## Текст для чтения:
__________
Человечеству в общем, очевидно, свойственно предвкушать грядущий суд и страстно ожидать его после конца животной жизни, когда беззакония, несправедливость и злодеяния, совершенные наделенными разумом существами, будут полностью и по справедливости устранены, а преступники наказаны; а те, кто повинуется законам разума и высокой нравственности, будут вознаграждены по делам их. Это представление столь свойственно людям всех вероисповеданий и вероучений, что его скорее надлежит приписать врожденной интуиции, чем просто традиции. Однако не следует забывать, что это понятие об ответственности и грядущем суде не настолько широкое, чтобы определить, навеки ли отказано закоренелому грешнику, по завершении его земной жизни, в исправлении и раскаянии, а также в милости бога. Но, узнав о справедливом и праведном суде, мы предоставили богу соразмерно награждать праведных и карать нечестивых и соответственно определять продолжительность этих наград и наказаний, которая, как становится ясно из рассуждений, не может быть вечной и, следовательно, должна быть временной. Мы, однако, не в силах постичь их степень, способ, силу или продолжительность и вынуждены ожидать решения праведного судии, который в своем всеведении знает помыслы, намерения и поступки своих созданий и беспристрастный суд которого будет распоряжаться, наделять их то счастьем, то несчастьем в зависимости от их заслуг или проступков, добродетелей или пороков их ума в определенные преходящие периоды, соразмеренные с нашим бессмертием. И хотя божий суд для закоренелых грешников после смерти может оказаться гораздо более суровым и ужасным, чем наказание, которому их могут подвергнуть или которое могут придумать для них в этой жизни, тем не менее, исходя из мудрости и благости бога и из природы и способностей человеческого ума, мы в состоянии заключить, что его счастье или несчастье не могут быть вечными и неизменными.
__________
## Исходные данные:
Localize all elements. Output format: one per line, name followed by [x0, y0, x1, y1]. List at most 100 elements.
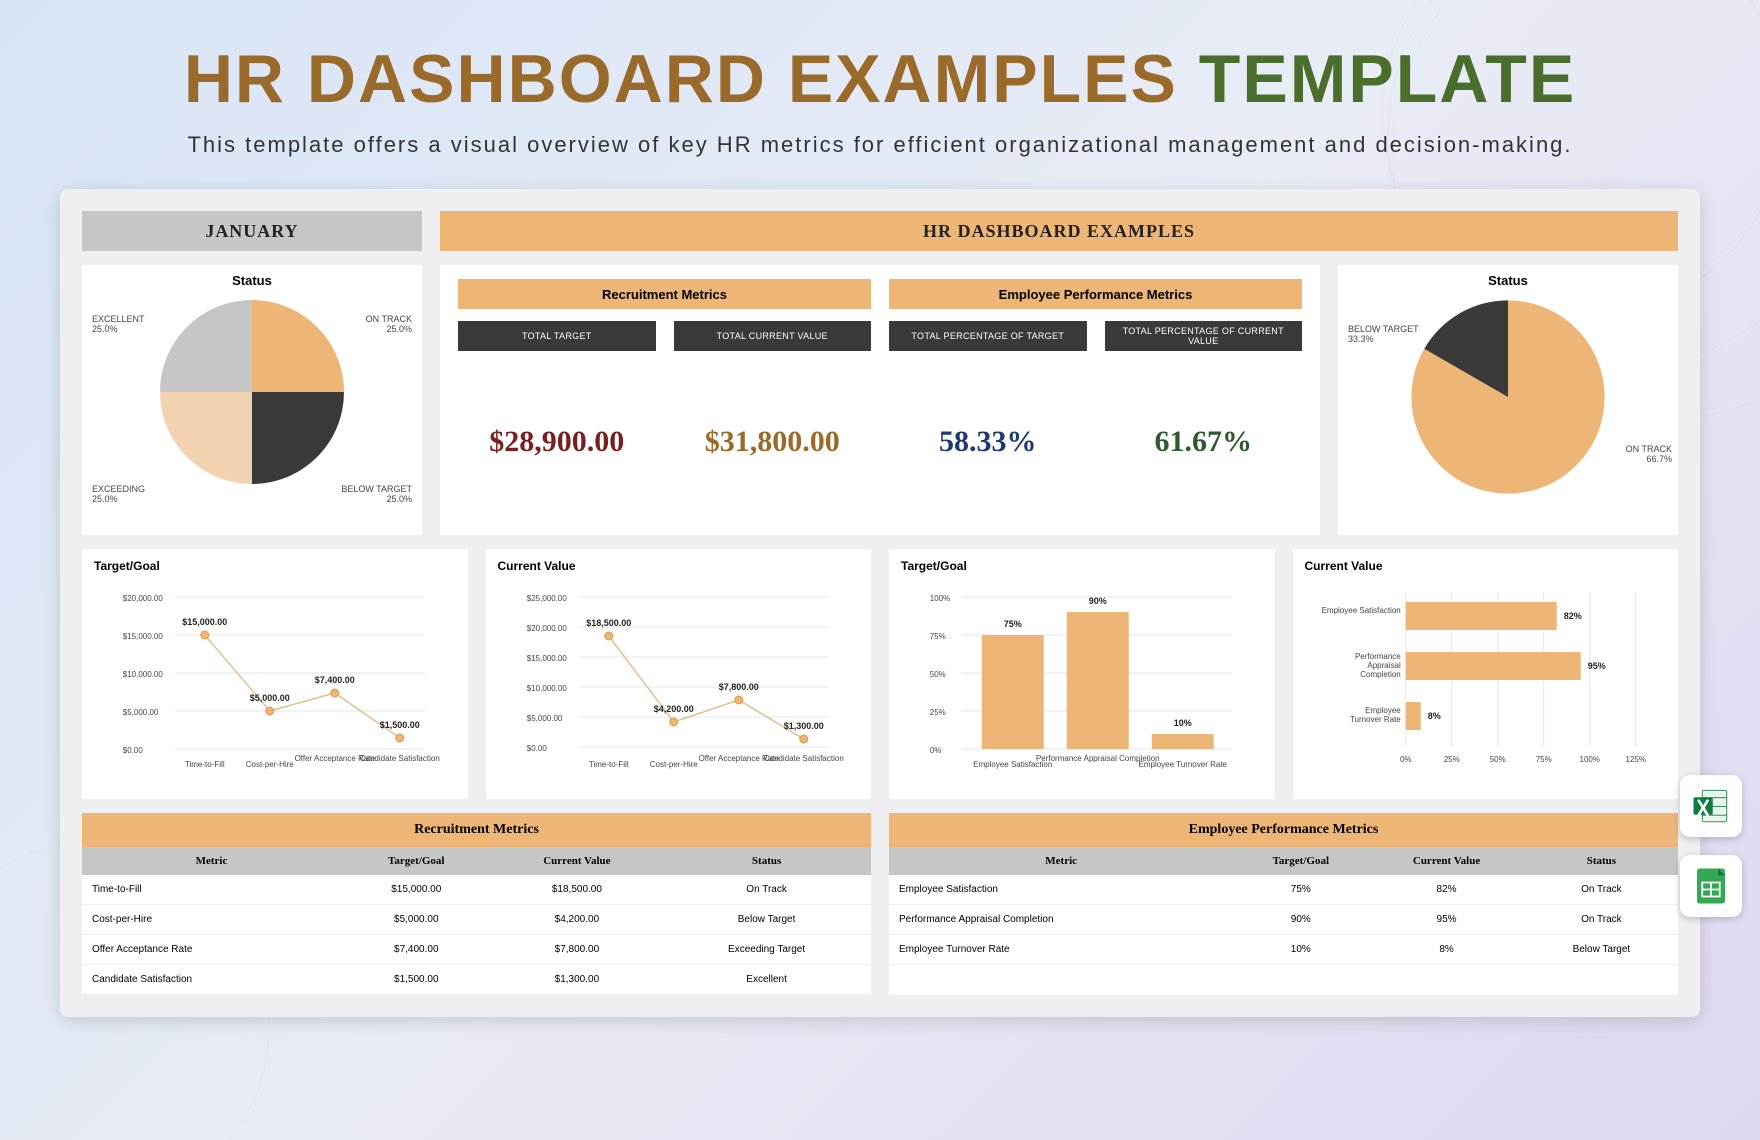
pie1-label-below: BELOW TARGET25.0%: [341, 485, 412, 505]
svg-text:Candidate Satisfaction: Candidate Satisfaction: [360, 754, 440, 763]
svg-text:$10,000.00: $10,000.00: [123, 670, 164, 679]
svg-text:75%: 75%: [1535, 755, 1551, 764]
metric-sub-total-current: TOTAL CURRENT VALUE: [674, 321, 872, 351]
svg-text:Performance: Performance: [1354, 652, 1400, 661]
mini1-title: Target/Goal: [94, 559, 456, 573]
tbl2-col-status: Status: [1525, 847, 1678, 875]
pie1-title: Status: [92, 273, 412, 288]
svg-text:Employee Turnover Rate: Employee Turnover Rate: [1139, 760, 1228, 769]
svg-text:Time-to-Fill: Time-to-Fill: [185, 760, 225, 769]
metric-sub-pct-current: TOTAL PERCENTAGE OF CURRENT VALUE: [1105, 321, 1303, 351]
svg-text:$18,500.00: $18,500.00: [586, 618, 631, 628]
svg-text:$4,200.00: $4,200.00: [653, 704, 693, 714]
svg-text:$1,500.00: $1,500.00: [380, 720, 420, 730]
svg-text:$20,000.00: $20,000.00: [526, 624, 567, 633]
pie2-svg: [1403, 292, 1613, 502]
tbl2-col-metric: Metric: [889, 847, 1233, 875]
chart-target-performance: Target/Goal 100% 75% 50% 25% 0%: [889, 549, 1275, 799]
svg-text:Appraisal: Appraisal: [1367, 661, 1401, 670]
excel-icon: [1680, 775, 1742, 837]
chart-current-performance: Current Value 82% 95% 8%: [1293, 549, 1679, 799]
svg-text:$5,000.00: $5,000.00: [250, 693, 290, 703]
mini4-title: Current Value: [1305, 559, 1667, 573]
table-row: Offer Acceptance Rate$7,400.00$7,800.00E…: [82, 935, 871, 965]
svg-text:Completion: Completion: [1360, 670, 1400, 679]
svg-text:$10,000.00: $10,000.00: [526, 684, 567, 693]
metric-val-pct-target: 58.33%: [889, 363, 1087, 521]
tbl2-header: Employee Performance Metrics: [889, 813, 1678, 847]
tbl1-col-metric: Metric: [82, 847, 341, 875]
metrics-group2: Employee Performance Metrics: [889, 279, 1302, 309]
page-subtitle: This template offers a visual overview o…: [180, 128, 1580, 161]
svg-text:125%: 125%: [1625, 755, 1645, 764]
chart-current-recruitment: Current Value $25,000.00 $20,000.00 $15,…: [486, 549, 872, 799]
svg-text:50%: 50%: [1489, 755, 1505, 764]
svg-text:50%: 50%: [930, 670, 946, 679]
month-header: JANUARY: [82, 211, 422, 251]
main-header: HR DASHBOARD EXAMPLES: [440, 211, 1678, 251]
svg-text:$15,000.00: $15,000.00: [526, 654, 567, 663]
svg-text:Cost-per-Hire: Cost-per-Hire: [649, 760, 698, 769]
metrics-summary: Recruitment Metrics TOTAL TARGET $28,900…: [440, 265, 1320, 535]
svg-text:100%: 100%: [1579, 755, 1599, 764]
metric-val-total-target: $28,900.00: [458, 363, 656, 521]
svg-text:$0.00: $0.00: [526, 744, 547, 753]
page-title: HR DASHBOARD EXAMPLES TEMPLATE: [60, 40, 1700, 118]
tbl1-col-current: Current Value: [492, 847, 663, 875]
svg-text:75%: 75%: [1004, 619, 1022, 629]
svg-text:$15,000.00: $15,000.00: [182, 617, 227, 627]
svg-text:8%: 8%: [1427, 711, 1440, 721]
svg-text:$15,000.00: $15,000.00: [123, 632, 164, 641]
svg-text:$5,000.00: $5,000.00: [123, 708, 159, 717]
svg-text:0%: 0%: [930, 746, 942, 755]
svg-text:100%: 100%: [930, 594, 950, 603]
svg-text:Turnover Rate: Turnover Rate: [1349, 715, 1400, 724]
svg-text:$0.00: $0.00: [123, 746, 144, 755]
pie2-label-below: BELOW TARGET33.3%: [1348, 325, 1419, 345]
table-row: Performance Appraisal Completion90%95%On…: [889, 905, 1678, 935]
tbl1-col-target: Target/Goal: [341, 847, 492, 875]
pie1-label-exceeding: EXCEEDING25.0%: [92, 485, 145, 505]
table-row: Employee Satisfaction75%82%On Track: [889, 875, 1678, 905]
tbl1-col-status: Status: [662, 847, 871, 875]
svg-text:$25,000.00: $25,000.00: [526, 594, 567, 603]
svg-text:Employee: Employee: [1365, 706, 1401, 715]
table-performance-metrics: Employee Performance Metrics Metric Targ…: [889, 813, 1678, 995]
tbl2-col-current: Current Value: [1368, 847, 1525, 875]
svg-text:Employee Satisfaction: Employee Satisfaction: [1321, 606, 1400, 615]
metric-val-total-current: $31,800.00: [674, 363, 872, 521]
metric-val-pct-current: 61.67%: [1105, 363, 1303, 521]
svg-text:$20,000.00: $20,000.00: [123, 594, 164, 603]
svg-text:Candidate Satisfaction: Candidate Satisfaction: [763, 754, 843, 763]
svg-text:Time-to-Fill: Time-to-Fill: [588, 760, 628, 769]
sheets-icon: [1680, 855, 1742, 917]
svg-text:75%: 75%: [930, 632, 946, 641]
svg-text:95%: 95%: [1587, 661, 1605, 671]
svg-text:$1,300.00: $1,300.00: [783, 721, 823, 731]
app-badges: [1680, 775, 1742, 917]
pie2-title: Status: [1348, 273, 1668, 288]
metric-sub-pct-target: TOTAL PERCENTAGE OF TARGET: [889, 321, 1087, 351]
status-pie-january: Status EXCELLENT25.0% ON TRACK25.0% EXCE…: [82, 265, 422, 535]
pie2-label-ontrack: ON TRACK66.7%: [1626, 445, 1672, 465]
table-row: Time-to-Fill$15,000.00$18,500.00On Track: [82, 875, 871, 905]
svg-text:25%: 25%: [930, 708, 946, 717]
mini3-title: Target/Goal: [901, 559, 1263, 573]
title-accent: TEMPLATE: [1199, 41, 1576, 117]
pie1-svg: [152, 292, 352, 492]
status-pie-performance: Status BELOW TARGET33.3% ON TRACK66.7%: [1338, 265, 1678, 535]
table-row: Candidate Satisfaction$1,500.00$1,300.00…: [82, 965, 871, 995]
dashboard-board: JANUARY HR DASHBOARD EXAMPLES Status EXC…: [60, 189, 1700, 1017]
tbl2-col-target: Target/Goal: [1233, 847, 1368, 875]
metric-sub-total-target: TOTAL TARGET: [458, 321, 656, 351]
svg-text:$7,800.00: $7,800.00: [718, 682, 758, 692]
svg-text:$7,400.00: $7,400.00: [315, 675, 355, 685]
svg-text:82%: 82%: [1563, 611, 1581, 621]
svg-text:10%: 10%: [1174, 718, 1192, 728]
svg-text:25%: 25%: [1443, 755, 1459, 764]
table-recruitment-metrics: Recruitment Metrics Metric Target/Goal C…: [82, 813, 871, 995]
table-row: Cost-per-Hire$5,000.00$4,200.00Below Tar…: [82, 905, 871, 935]
svg-text:0%: 0%: [1399, 755, 1411, 764]
metrics-group1: Recruitment Metrics: [458, 279, 871, 309]
mini2-title: Current Value: [498, 559, 860, 573]
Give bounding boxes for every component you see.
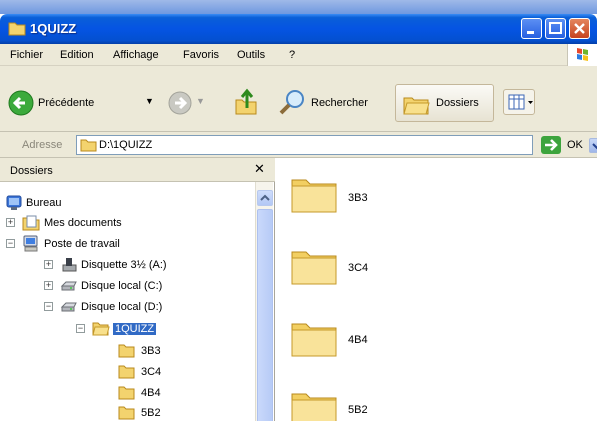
menu-fichier[interactable]: Fichier <box>10 49 43 61</box>
close-icon[interactable]: ✕ <box>254 162 265 177</box>
tree-item-1quizz[interactable]: − 1QUIZZ <box>76 320 256 339</box>
title-bar[interactable]: 1QUIZZ <box>0 14 597 44</box>
menu-bar: Fichier Edition Affichage Favoris Outils… <box>0 44 597 66</box>
tree-item-label: 3C4 <box>141 366 162 378</box>
tree-item-label: Mes documents <box>44 217 122 229</box>
menu-affichage[interactable]: Affichage <box>113 49 159 61</box>
folder-label: 3C4 <box>348 262 369 274</box>
tree-item-label: Bureau <box>26 197 62 209</box>
folders-pane-header: Dossiers ✕ <box>0 158 275 182</box>
folder-label: 3B3 <box>348 192 368 204</box>
folder-icon <box>80 138 97 155</box>
tree-item-bureau[interactable]: Bureau <box>6 194 246 213</box>
toolbar: Précédente ▼ ▼ Rechercher Dossiers <box>0 66 597 132</box>
address-input[interactable]: D:\1QUIZZ <box>76 135 597 155</box>
tree-item-label: 4B4 <box>141 387 161 399</box>
desktop-strip <box>0 0 597 14</box>
tree-item-label: Disquette 3½ (A:) <box>81 259 167 271</box>
back-button-label[interactable]: Précédente <box>38 97 94 109</box>
minimize-button[interactable] <box>521 18 542 39</box>
menu-edition[interactable]: Edition <box>60 49 94 61</box>
expand-icon[interactable]: + <box>6 218 15 227</box>
folder-icon <box>118 343 136 361</box>
forward-dropdown-icon[interactable]: ▼ <box>196 96 205 106</box>
tree-item-label: Disque local (D:) <box>81 301 163 313</box>
tree-item-label: 1QUIZZ <box>113 323 157 335</box>
maximize-button[interactable] <box>545 18 566 39</box>
search-icon[interactable] <box>277 87 307 120</box>
folders-icon <box>403 93 431 118</box>
drive-icon <box>60 278 78 296</box>
menu-help[interactable]: ? <box>289 49 295 61</box>
folder-icon <box>290 318 338 358</box>
address-label: Adresse <box>22 139 63 151</box>
collapse-icon[interactable]: − <box>76 324 85 333</box>
folders-button-label: Dossiers <box>436 97 479 109</box>
documents-icon <box>22 215 40 234</box>
go-button-label[interactable]: OK <box>567 139 583 151</box>
windows-logo-icon <box>567 44 597 66</box>
tree-item-label: Disque local (C:) <box>81 280 163 292</box>
folder-icon <box>290 388 338 421</box>
menu-outils[interactable]: Outils <box>237 49 265 61</box>
view-mode-button[interactable] <box>503 89 535 115</box>
folder-open-icon <box>92 321 110 339</box>
folders-pane-title: Dossiers <box>10 165 53 177</box>
tree-item-3b3[interactable]: 3B3 <box>118 342 248 361</box>
desktop-icon <box>6 195 22 214</box>
tree-item-poste-de-travail[interactable]: − Poste de travail <box>6 235 246 254</box>
expand-icon[interactable]: + <box>44 260 53 269</box>
folders-button[interactable]: Dossiers <box>395 84 494 122</box>
tree-item-3c4[interactable]: 3C4 <box>118 363 248 382</box>
drive-icon <box>60 299 78 317</box>
forward-arrow-icon[interactable] <box>168 91 192 118</box>
menu-favoris[interactable]: Favoris <box>183 49 219 61</box>
collapse-icon[interactable]: − <box>44 302 53 311</box>
address-dropdown-icon[interactable] <box>589 138 597 153</box>
folder-icon <box>290 246 338 286</box>
folder-label: 5B2 <box>348 404 368 416</box>
tree-item-drive-d[interactable]: − Disque local (D:) <box>44 298 254 317</box>
scroll-thumb[interactable] <box>257 209 273 421</box>
tree-item-5b2[interactable]: 5B2 <box>118 404 248 421</box>
folder-icon <box>118 405 136 421</box>
folders-pane: Dossiers ✕ Bureau + Mes documents − Post… <box>0 158 275 421</box>
scroll-up-icon[interactable] <box>257 190 273 206</box>
folder-up-icon[interactable] <box>233 86 259 119</box>
tree-item-drive-c[interactable]: + Disque local (C:) <box>44 277 254 296</box>
tree-item-label: Poste de travail <box>44 238 120 250</box>
address-bar: Adresse D:\1QUIZZ OK <box>0 132 597 158</box>
content-pane: 3B3 3C4 4B4 5B2 <box>276 158 597 421</box>
address-value: D:\1QUIZZ <box>99 139 153 151</box>
floppy-icon <box>60 256 78 276</box>
folder-icon <box>8 20 26 36</box>
back-dropdown-icon[interactable]: ▼ <box>145 96 154 106</box>
tree-item-4b4[interactable]: 4B4 <box>118 384 248 403</box>
tree-item-label: 3B3 <box>141 345 161 357</box>
window-title: 1QUIZZ <box>30 21 77 36</box>
go-arrow-icon[interactable] <box>541 136 561 157</box>
computer-icon <box>22 235 40 255</box>
close-button[interactable] <box>569 18 590 39</box>
folder-label: 4B4 <box>348 334 368 346</box>
tree-item-mes-documents[interactable]: + Mes documents <box>6 214 246 233</box>
back-arrow-icon[interactable] <box>8 90 34 119</box>
folder-icon <box>118 385 136 403</box>
tree-item-label: 5B2 <box>141 407 161 419</box>
tree-item-floppy-a[interactable]: + Disquette 3½ (A:) <box>44 256 254 275</box>
expand-icon[interactable]: + <box>44 281 53 290</box>
folder-icon <box>118 364 136 382</box>
folder-icon <box>290 174 338 214</box>
collapse-icon[interactable]: − <box>6 239 15 248</box>
search-button-label[interactable]: Rechercher <box>311 97 368 109</box>
tree-scrollbar[interactable] <box>255 182 273 421</box>
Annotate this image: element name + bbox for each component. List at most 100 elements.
__________
## Что нужно сделать:
1. Перескажите текст о грядущем суде в двух предложениях.
2. Что именно в наградах и наказаниях мы, согласно тексту о грядущем суде, не в силах постичь? Назовите все.
3. Чему, по тексту о грядущем суде, скорее надлежит приписать представление о грядущем суде?

## Ответы:
1. Людям всех вероисповеданий свойственно ожидать после смерти справедливого суда, где злодеи будут наказаны, а живущие по законам разума и нравственности вознаграждены, и это представление скорее врожденная интуиция, чем традиция. Награды и наказания, определяемые богом, не могут быть вечными и должны быть временными, хотя их степень и продолжительность постичь нельзя.

2. Степень, способ, силу, продолжительность.

3. Врожденной интуиции, а не просто традиции.